#### PROVIDED DATA
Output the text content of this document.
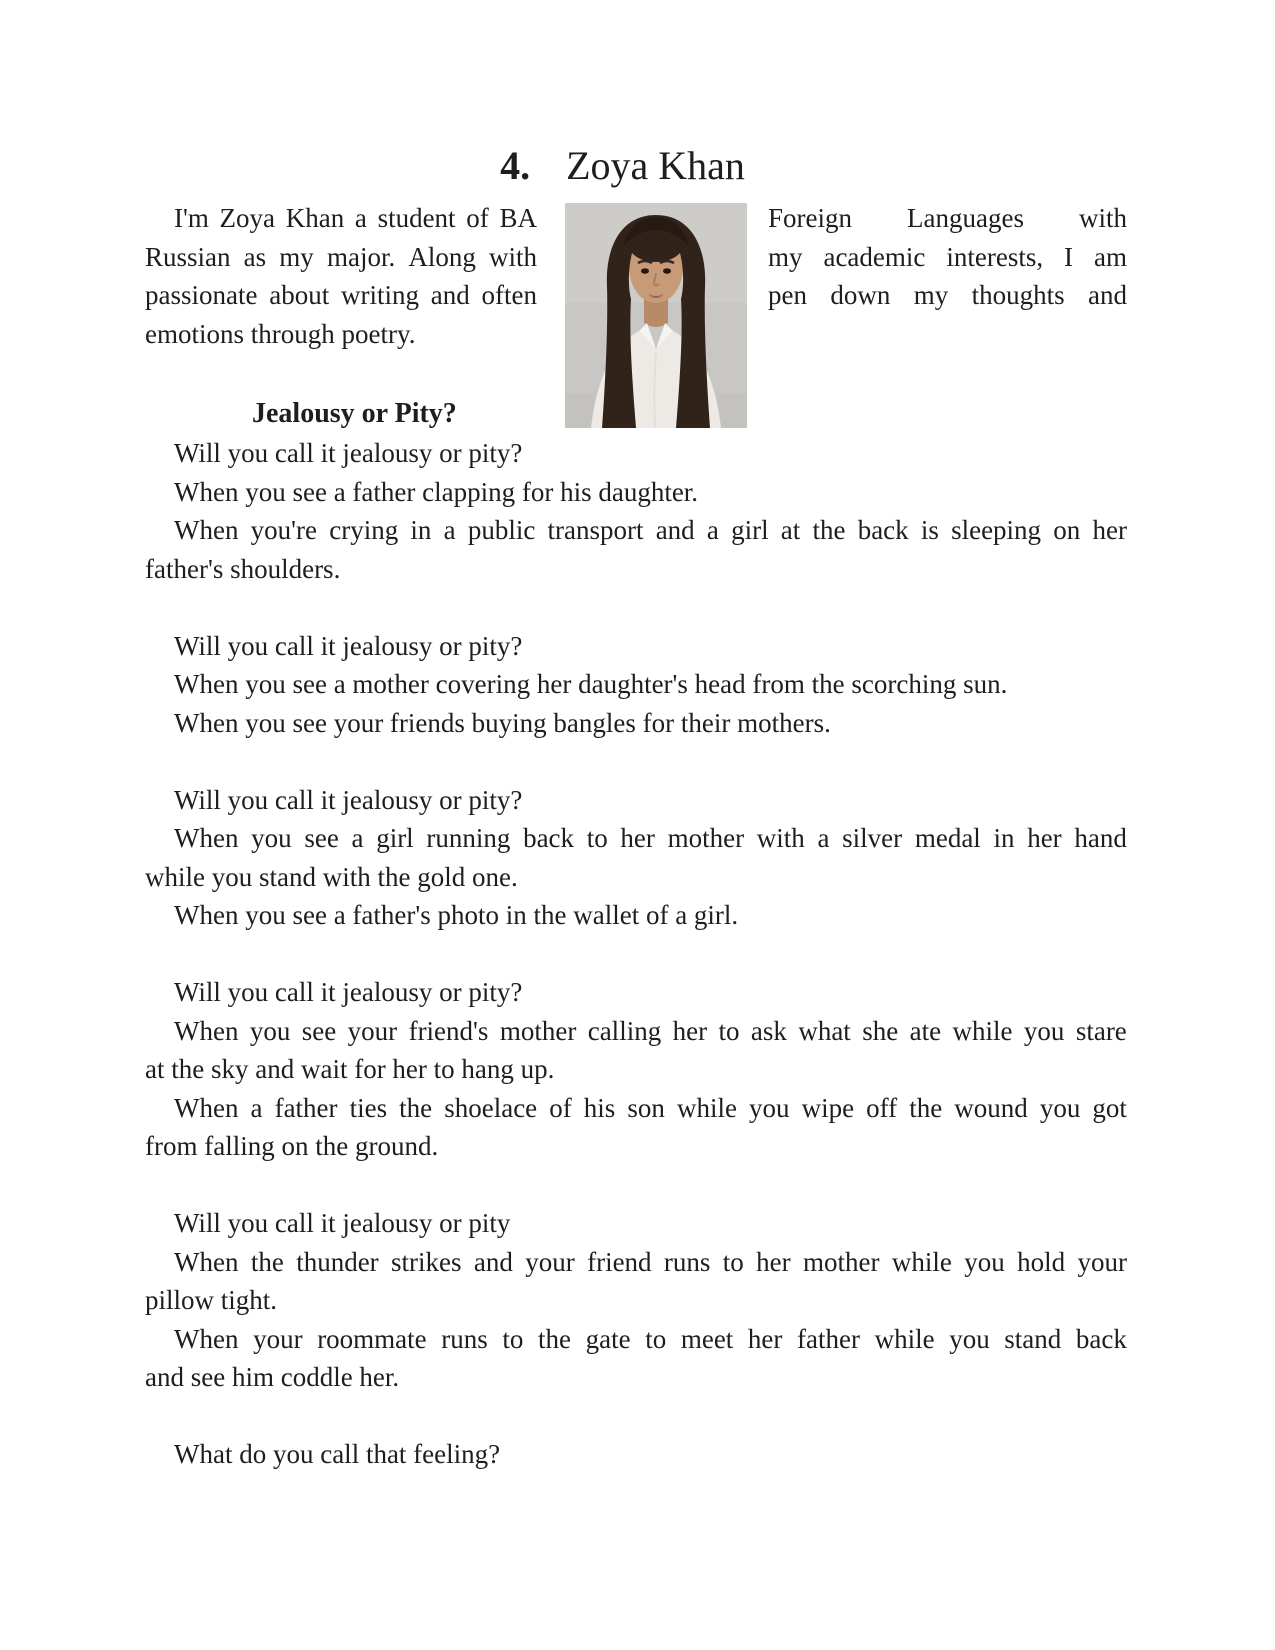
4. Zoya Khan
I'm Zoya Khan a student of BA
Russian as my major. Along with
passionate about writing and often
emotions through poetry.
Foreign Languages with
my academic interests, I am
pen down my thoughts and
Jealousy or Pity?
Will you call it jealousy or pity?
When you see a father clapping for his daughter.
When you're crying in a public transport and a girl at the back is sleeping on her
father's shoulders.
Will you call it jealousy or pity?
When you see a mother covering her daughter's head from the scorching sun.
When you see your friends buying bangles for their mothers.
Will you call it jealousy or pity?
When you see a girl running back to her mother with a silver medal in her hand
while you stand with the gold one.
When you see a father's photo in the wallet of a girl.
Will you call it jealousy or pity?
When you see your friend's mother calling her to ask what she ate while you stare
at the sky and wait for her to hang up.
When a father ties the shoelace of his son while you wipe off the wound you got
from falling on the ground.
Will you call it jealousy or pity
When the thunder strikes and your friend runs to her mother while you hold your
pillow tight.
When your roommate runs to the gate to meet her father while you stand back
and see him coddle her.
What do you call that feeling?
########
# [WHAT TO DO]
Using the records above, retype everything exactly except the pictures.

# [EXERCISE ANSWER]
Output the text content of this document.
4. Zoya Khan
I'm Zoya Khan a student of BA
Russian as my major. Along with
passionate about writing and often
emotions through poetry.
Foreign Languages with
my academic interests, I am
pen down my thoughts and
Jealousy or Pity?
Will you call it jealousy or pity?
When you see a father clapping for his daughter.
When you're crying in a public transport and a girl at the back is sleeping on her
father's shoulders.
Will you call it jealousy or pity?
When you see a mother covering her daughter's head from the scorching sun.
When you see your friends buying bangles for their mothers.
Will you call it jealousy or pity?
When you see a girl running back to her mother with a silver medal in her hand
while you stand with the gold one.
When you see a father's photo in the wallet of a girl.
Will you call it jealousy or pity?
When you see your friend's mother calling her to ask what she ate while you stare
at the sky and wait for her to hang up.
When a father ties the shoelace of his son while you wipe off the wound you got
from falling on the ground.
Will you call it jealousy or pity
When the thunder strikes and your friend runs to her mother while you hold your
pillow tight.
When your roommate runs to the gate to meet her father while you stand back
and see him coddle her.
What do you call that feeling?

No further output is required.